Material for this exercise »
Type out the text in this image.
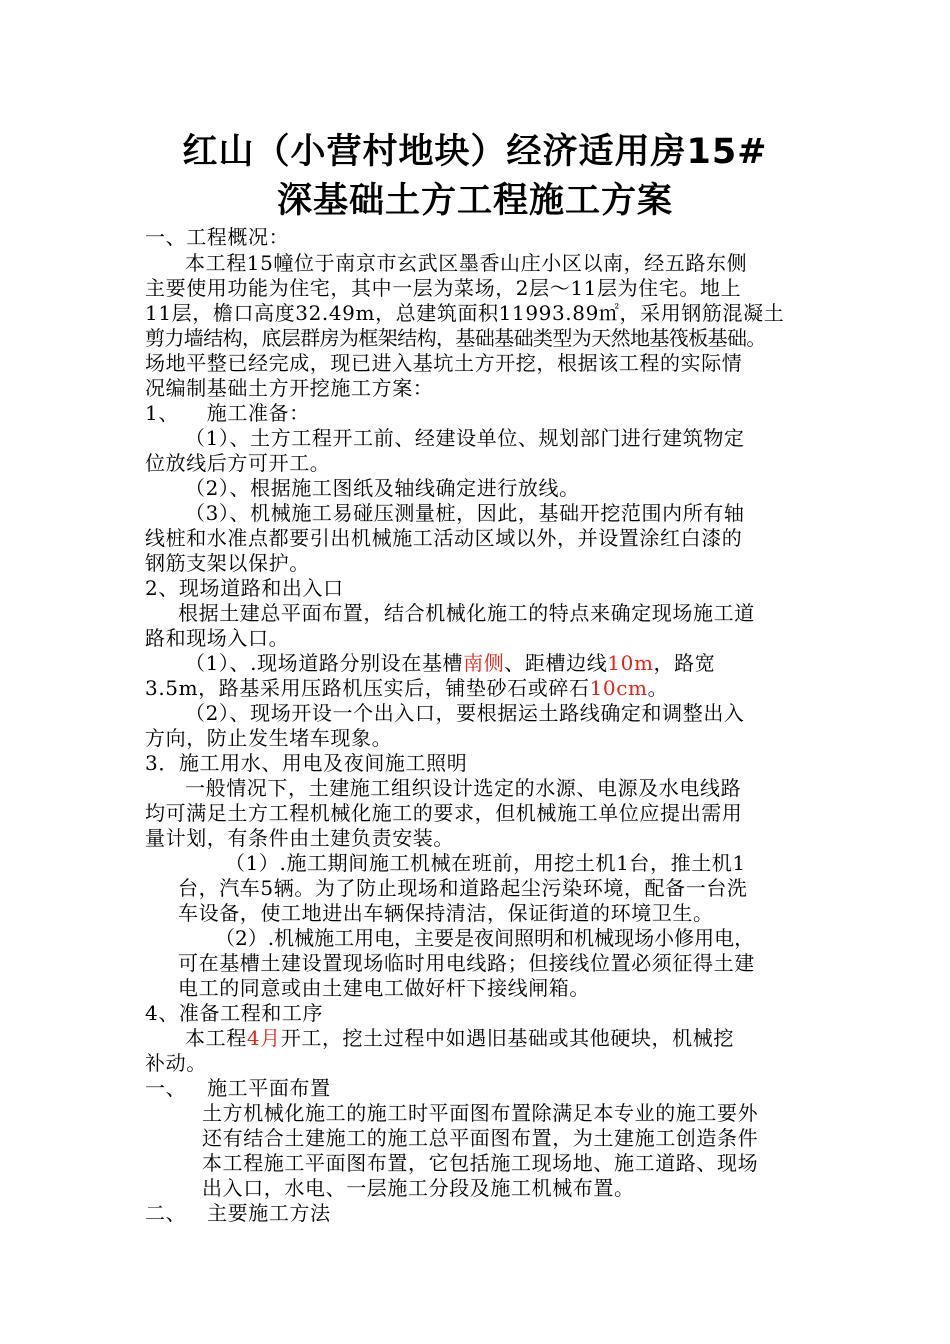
红山（小营村地块）经济适用房15#
深基础土方工程施工方案
一、工程概况：
本工程15幢位于南京市玄武区墨香山庄小区以南，经五路东侧
主要使用功能为住宅，其中一层为菜场，2层～11层为住宅。地上
11层，檐口高度32.49m，总建筑面积11993.89㎡，采用钢筋混凝土
剪力墙结构，底层群房为框架结构，基础基础类型为天然地基筏板基础。
场地平整已经完成，现已进入基坑土方开挖，根据该工程的实际情
况编制基础土方开挖施工方案：
1、    施工准备：
（1）、土方工程开工前、经建设单位、规划部门进行建筑物定
位放线后方可开工。
（2）、根据施工图纸及轴线确定进行放线。
（3）、机械施工易碰压测量桩，因此，基础开挖范围内所有轴
线桩和水准点都要引出机械施工活动区域以外，并设置涂红白漆的
钢筋支架以保护。
2、现场道路和出入口
根据土建总平面布置，结合机械化施工的特点来确定现场施工道
路和现场入口。
（1）、.现场道路分别设在基槽南侧、距槽边线10m，路宽
3.5m，路基采用压路机压实后，铺垫砂石或碎石10cm。
（2）、现场开设一个出入口，要根据运土路线确定和调整出入
方向，防止发生堵车现象。
3．施工用水、用电及夜间施工照明
一般情况下，土建施工组织设计选定的水源、电源及水电线路
均可满足土方工程机械化施工的要求，但机械施工单位应提出需用
量计划，有条件由土建负责安装。
（1）.施工期间施工机械在班前，用挖土机1台，推土机1
台，汽车5辆。为了防止现场和道路起尘污染环境，配备一台洗
车设备，使工地进出车辆保持清洁，保证街道的环境卫生。
（2）.机械施工用电，主要是夜间照明和机械现场小修用电，
可在基槽土建设置现场临时用电线路；但接线位置必须征得土建
电工的同意或由土建电工做好杆下接线闸箱。
4、准备工程和工序
本工程4月开工，挖土过程中如遇旧基础或其他硬块，机械挖
补动。
一、   施工平面布置
土方机械化施工的施工时平面图布置除满足本专业的施工要外
还有结合土建施工的施工总平面图布置，为土建施工创造条件
本工程施工平面图布置，它包括施工现场地、施工道路、现场
出入口，水电、一层施工分段及施工机械布置。
二、   主要施工方法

Given request » Copy out the records above in full, exactly as written, but not the pictures.

Final answer »
Type out the text in this image.
红山（小营村地块）经济适用房15#
深基础土方工程施工方案
一、工程概况：
本工程15幢位于南京市玄武区墨香山庄小区以南，经五路东侧
主要使用功能为住宅，其中一层为菜场，2层～11层为住宅。地上
11层，檐口高度32.49m，总建筑面积11993.89㎡，采用钢筋混凝土
剪力墙结构，底层群房为框架结构，基础基础类型为天然地基筏板基础。
场地平整已经完成，现已进入基坑土方开挖，根据该工程的实际情
况编制基础土方开挖施工方案：
1、    施工准备：
（1）、土方工程开工前、经建设单位、规划部门进行建筑物定
位放线后方可开工。
（2）、根据施工图纸及轴线确定进行放线。
（3）、机械施工易碰压测量桩，因此，基础开挖范围内所有轴
线桩和水准点都要引出机械施工活动区域以外，并设置涂红白漆的
钢筋支架以保护。
2、现场道路和出入口
根据土建总平面布置，结合机械化施工的特点来确定现场施工道
路和现场入口。
（1）、.现场道路分别设在基槽南侧、距槽边线10m，路宽
3.5m，路基采用压路机压实后，铺垫砂石或碎石10cm。
（2）、现场开设一个出入口，要根据运土路线确定和调整出入
方向，防止发生堵车现象。
3．施工用水、用电及夜间施工照明
一般情况下，土建施工组织设计选定的水源、电源及水电线路
均可满足土方工程机械化施工的要求，但机械施工单位应提出需用
量计划，有条件由土建负责安装。
（1）.施工期间施工机械在班前，用挖土机1台，推土机1
台，汽车5辆。为了防止现场和道路起尘污染环境，配备一台洗
车设备，使工地进出车辆保持清洁，保证街道的环境卫生。
（2）.机械施工用电，主要是夜间照明和机械现场小修用电，
可在基槽土建设置现场临时用电线路；但接线位置必须征得土建
电工的同意或由土建电工做好杆下接线闸箱。
4、准备工程和工序
本工程4月开工，挖土过程中如遇旧基础或其他硬块，机械挖
补动。
一、   施工平面布置
土方机械化施工的施工时平面图布置除满足本专业的施工要外
还有结合土建施工的施工总平面图布置，为土建施工创造条件
本工程施工平面图布置，它包括施工现场地、施工道路、现场
出入口，水电、一层施工分段及施工机械布置。
二、   主要施工方法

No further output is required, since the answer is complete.